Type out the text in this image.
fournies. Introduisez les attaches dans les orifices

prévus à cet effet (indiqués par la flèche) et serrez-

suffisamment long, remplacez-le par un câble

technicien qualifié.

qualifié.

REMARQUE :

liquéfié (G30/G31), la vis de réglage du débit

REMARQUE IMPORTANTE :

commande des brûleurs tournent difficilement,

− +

#### WORK TO BE COMPLETED
Return every entry verbatim.

#### FINISHED EXERCISE
Type out the text in this image.
fournies. Introduisez les attaches dans les orifices

prévus à cet effet (indiqués par la flèche) et serrez-

suffisamment long, remplacez-le par un câble

technicien qualifié.

qualifié.

REMARQUE :

liquéfié (G30/G31), la vis de réglage du débit

REMARQUE IMPORTANTE :

commande des brûleurs tournent difficilement,

− +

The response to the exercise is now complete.